**Entries**
───
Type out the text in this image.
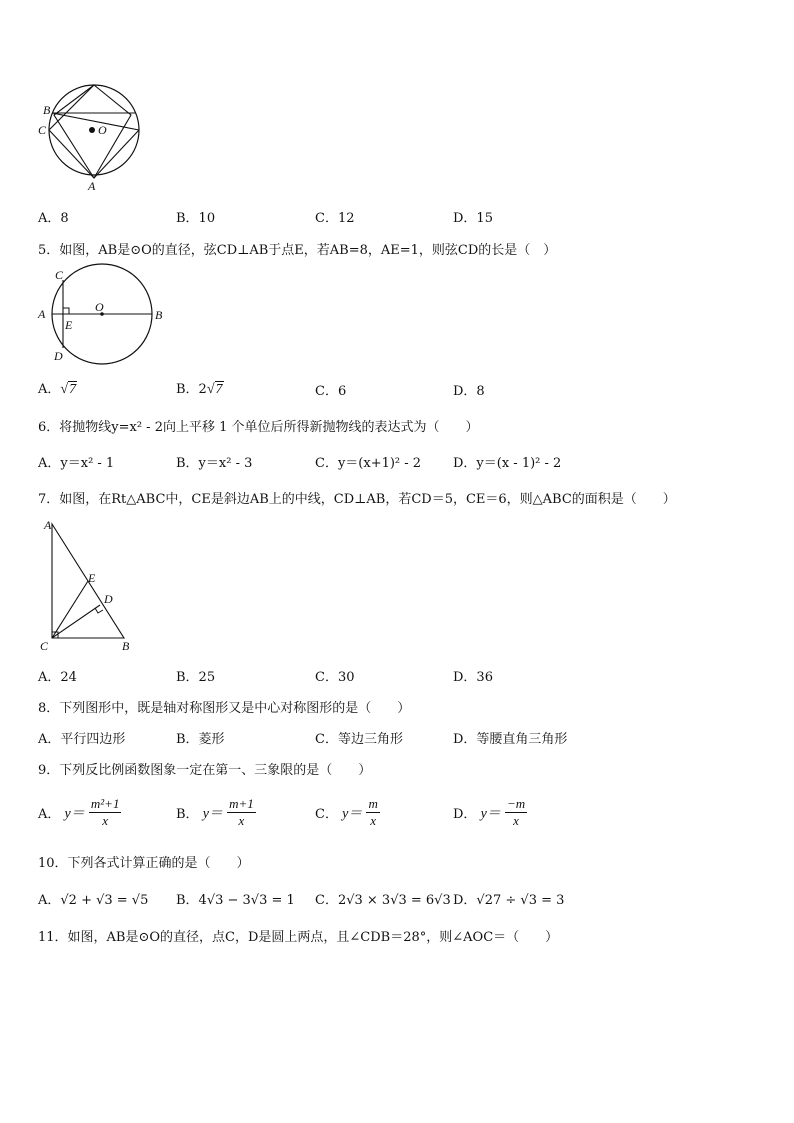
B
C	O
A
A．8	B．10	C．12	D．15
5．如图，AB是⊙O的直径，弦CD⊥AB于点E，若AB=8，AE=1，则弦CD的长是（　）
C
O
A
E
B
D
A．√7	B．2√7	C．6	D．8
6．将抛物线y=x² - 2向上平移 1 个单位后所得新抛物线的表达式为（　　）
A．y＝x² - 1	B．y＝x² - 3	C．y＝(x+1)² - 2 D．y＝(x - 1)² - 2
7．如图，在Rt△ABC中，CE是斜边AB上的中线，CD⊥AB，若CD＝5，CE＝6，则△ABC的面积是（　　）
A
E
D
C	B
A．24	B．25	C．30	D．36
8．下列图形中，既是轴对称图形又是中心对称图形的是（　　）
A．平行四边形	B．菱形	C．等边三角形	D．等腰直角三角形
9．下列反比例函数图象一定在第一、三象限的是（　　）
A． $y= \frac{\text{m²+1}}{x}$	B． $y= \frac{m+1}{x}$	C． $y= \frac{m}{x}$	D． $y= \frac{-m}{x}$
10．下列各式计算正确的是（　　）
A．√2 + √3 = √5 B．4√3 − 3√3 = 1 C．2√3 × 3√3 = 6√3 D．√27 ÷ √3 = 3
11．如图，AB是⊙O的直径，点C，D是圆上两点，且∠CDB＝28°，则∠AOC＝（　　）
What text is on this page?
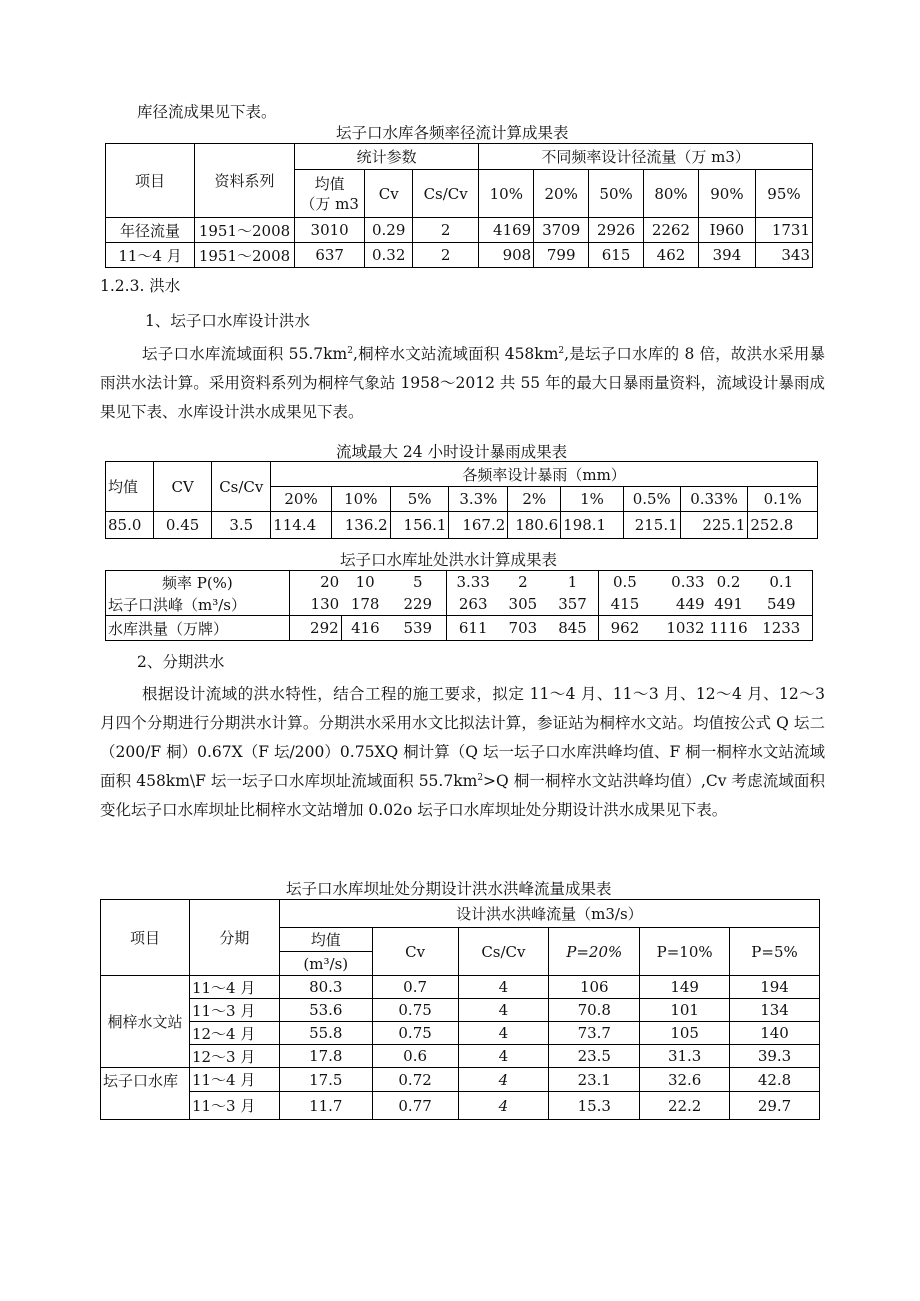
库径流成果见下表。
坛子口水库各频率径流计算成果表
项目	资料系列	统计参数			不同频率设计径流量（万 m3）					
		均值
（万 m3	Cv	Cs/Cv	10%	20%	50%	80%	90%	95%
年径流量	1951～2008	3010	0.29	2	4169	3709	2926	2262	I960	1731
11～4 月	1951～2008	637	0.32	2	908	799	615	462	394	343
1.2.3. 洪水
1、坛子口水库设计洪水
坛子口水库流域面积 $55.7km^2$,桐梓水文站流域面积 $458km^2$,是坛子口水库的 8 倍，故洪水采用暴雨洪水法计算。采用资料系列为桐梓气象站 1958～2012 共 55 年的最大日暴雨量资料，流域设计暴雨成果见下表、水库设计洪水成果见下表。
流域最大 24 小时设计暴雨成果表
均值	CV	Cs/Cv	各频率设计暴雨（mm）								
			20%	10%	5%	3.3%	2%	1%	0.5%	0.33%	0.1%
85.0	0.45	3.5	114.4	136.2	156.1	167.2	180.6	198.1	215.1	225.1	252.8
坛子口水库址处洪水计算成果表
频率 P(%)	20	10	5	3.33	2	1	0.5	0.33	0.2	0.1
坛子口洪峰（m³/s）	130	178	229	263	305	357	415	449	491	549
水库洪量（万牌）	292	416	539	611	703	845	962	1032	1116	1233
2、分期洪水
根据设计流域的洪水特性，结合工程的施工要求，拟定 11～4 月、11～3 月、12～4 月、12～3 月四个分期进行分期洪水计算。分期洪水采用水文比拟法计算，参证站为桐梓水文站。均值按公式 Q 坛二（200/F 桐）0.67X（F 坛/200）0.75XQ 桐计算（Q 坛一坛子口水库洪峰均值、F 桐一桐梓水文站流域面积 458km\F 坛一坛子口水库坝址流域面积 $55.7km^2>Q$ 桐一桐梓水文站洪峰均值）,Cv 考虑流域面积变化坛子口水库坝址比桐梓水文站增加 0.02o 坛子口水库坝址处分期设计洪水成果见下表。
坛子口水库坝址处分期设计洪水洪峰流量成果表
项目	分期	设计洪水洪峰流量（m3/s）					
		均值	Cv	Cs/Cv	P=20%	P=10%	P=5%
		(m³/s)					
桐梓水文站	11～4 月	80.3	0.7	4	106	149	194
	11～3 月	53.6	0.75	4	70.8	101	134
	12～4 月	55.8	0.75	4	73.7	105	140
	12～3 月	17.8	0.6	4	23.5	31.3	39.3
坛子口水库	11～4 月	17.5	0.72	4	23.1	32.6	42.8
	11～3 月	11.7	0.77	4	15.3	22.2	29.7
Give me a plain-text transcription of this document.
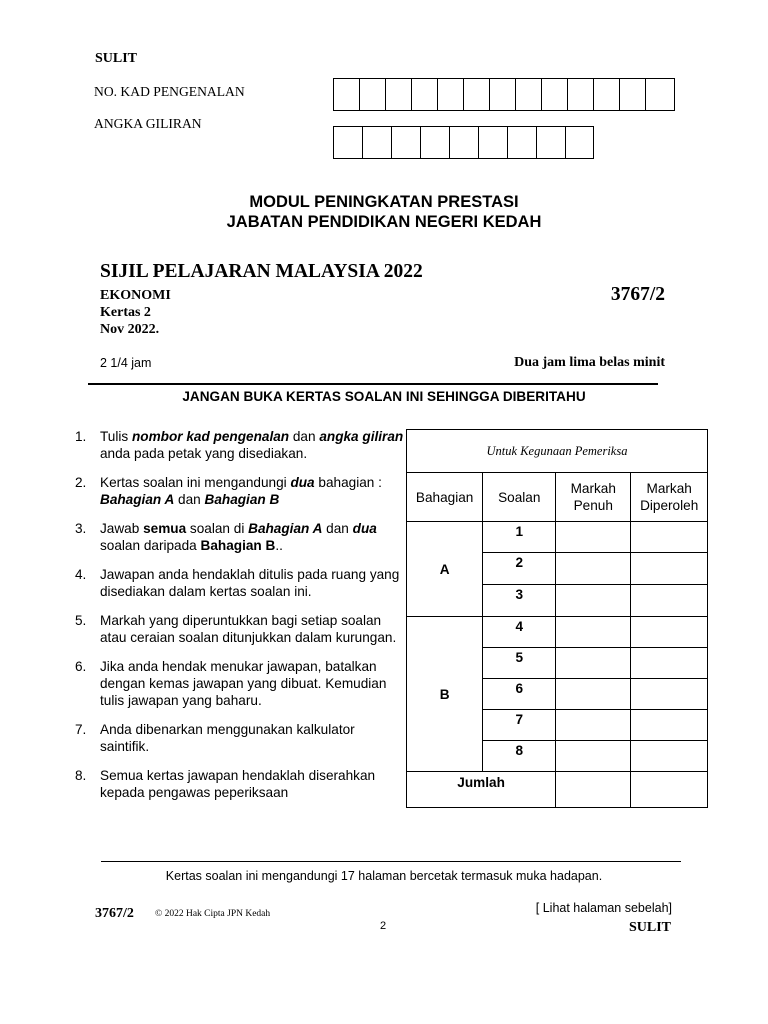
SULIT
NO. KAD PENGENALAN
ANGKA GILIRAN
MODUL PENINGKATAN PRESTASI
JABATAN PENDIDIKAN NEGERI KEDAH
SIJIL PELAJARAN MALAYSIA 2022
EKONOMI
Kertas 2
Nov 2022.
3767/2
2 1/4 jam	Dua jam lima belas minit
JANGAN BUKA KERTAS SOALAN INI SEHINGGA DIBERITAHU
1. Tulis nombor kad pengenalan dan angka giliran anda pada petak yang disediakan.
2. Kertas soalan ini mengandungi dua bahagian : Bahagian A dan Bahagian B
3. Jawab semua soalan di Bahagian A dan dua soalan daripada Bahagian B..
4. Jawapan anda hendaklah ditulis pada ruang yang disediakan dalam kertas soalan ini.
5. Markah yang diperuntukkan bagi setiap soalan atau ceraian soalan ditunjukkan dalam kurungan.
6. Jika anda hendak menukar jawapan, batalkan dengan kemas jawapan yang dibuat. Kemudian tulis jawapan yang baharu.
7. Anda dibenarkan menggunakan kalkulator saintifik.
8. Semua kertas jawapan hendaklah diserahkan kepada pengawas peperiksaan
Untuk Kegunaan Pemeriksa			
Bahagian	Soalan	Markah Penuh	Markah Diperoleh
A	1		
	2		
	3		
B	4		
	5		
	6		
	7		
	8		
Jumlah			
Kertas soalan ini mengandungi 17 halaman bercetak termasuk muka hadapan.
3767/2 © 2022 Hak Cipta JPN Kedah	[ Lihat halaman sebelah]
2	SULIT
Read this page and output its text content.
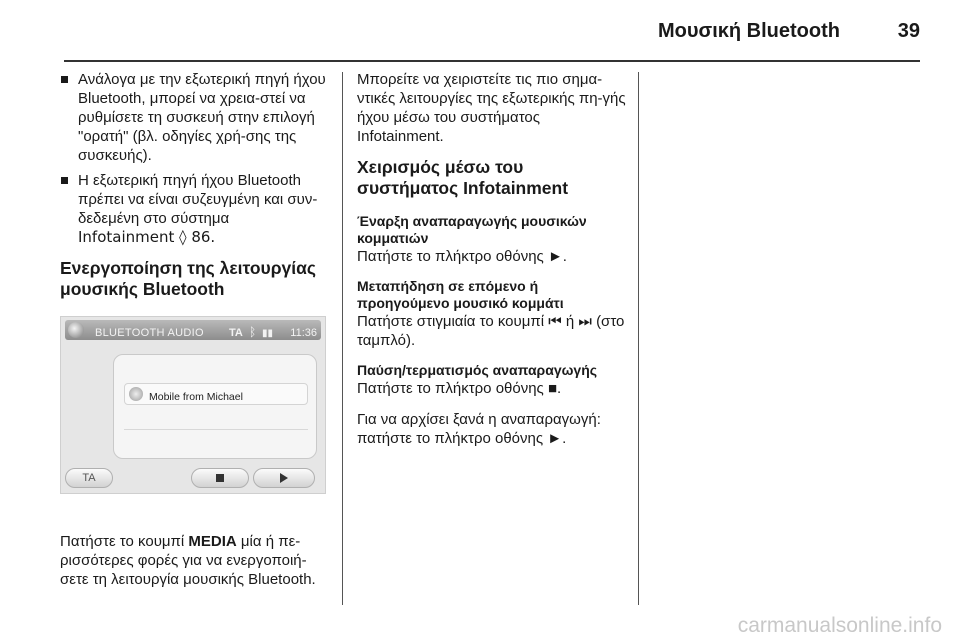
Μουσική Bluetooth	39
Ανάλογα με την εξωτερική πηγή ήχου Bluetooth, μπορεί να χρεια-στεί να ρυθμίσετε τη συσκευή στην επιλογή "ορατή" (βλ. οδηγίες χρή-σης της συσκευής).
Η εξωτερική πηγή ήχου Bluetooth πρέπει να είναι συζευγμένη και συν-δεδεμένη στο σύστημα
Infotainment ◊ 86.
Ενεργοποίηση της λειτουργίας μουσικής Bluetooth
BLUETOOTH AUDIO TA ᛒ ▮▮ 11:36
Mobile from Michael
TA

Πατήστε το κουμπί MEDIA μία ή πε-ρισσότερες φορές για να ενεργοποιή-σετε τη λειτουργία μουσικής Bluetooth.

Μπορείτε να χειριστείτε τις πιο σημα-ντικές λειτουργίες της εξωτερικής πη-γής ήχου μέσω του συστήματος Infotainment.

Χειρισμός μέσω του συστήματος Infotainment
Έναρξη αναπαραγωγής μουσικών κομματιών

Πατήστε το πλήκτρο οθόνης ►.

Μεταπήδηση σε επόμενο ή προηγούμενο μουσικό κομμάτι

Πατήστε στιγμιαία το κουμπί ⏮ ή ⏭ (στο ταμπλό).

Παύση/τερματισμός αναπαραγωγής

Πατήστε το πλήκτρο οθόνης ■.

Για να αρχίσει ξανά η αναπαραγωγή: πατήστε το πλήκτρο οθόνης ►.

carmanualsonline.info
───
Your output should consist solely of the lines from the line containing "Read this page and output its text content." through the end of the data above, copied exactly, with images removed.

Read this page and output its text content.
Μουσική Bluetooth	39
Ανάλογα με την εξωτερική πηγή ήχου Bluetooth, μπορεί να χρεια-στεί να ρυθμίσετε τη συσκευή στην επιλογή "ορατή" (βλ. οδηγίες χρή-σης της συσκευής).
Η εξωτερική πηγή ήχου Bluetooth πρέπει να είναι συζευγμένη και συν-δεδεμένη στο σύστημα
Infotainment ◊ 86.
Ενεργοποίηση της λειτουργίας μουσικής Bluetooth
BLUETOOTH AUDIO TA ᛒ ▮▮ 11:36
Mobile from Michael
TA

Πατήστε το κουμπί MEDIA μία ή πε-ρισσότερες φορές για να ενεργοποιή-σετε τη λειτουργία μουσικής Bluetooth.

Μπορείτε να χειριστείτε τις πιο σημα-ντικές λειτουργίες της εξωτερικής πη-γής ήχου μέσω του συστήματος Infotainment.

Χειρισμός μέσω του συστήματος Infotainment
Έναρξη αναπαραγωγής μουσικών κομματιών

Πατήστε το πλήκτρο οθόνης ►.

Μεταπήδηση σε επόμενο ή προηγούμενο μουσικό κομμάτι

Πατήστε στιγμιαία το κουμπί ⏮ ή ⏭ (στο ταμπλό).

Παύση/τερματισμός αναπαραγωγής

Πατήστε το πλήκτρο οθόνης ■.

Για να αρχίσει ξανά η αναπαραγωγή: πατήστε το πλήκτρο οθόνης ►.

carmanualsonline.info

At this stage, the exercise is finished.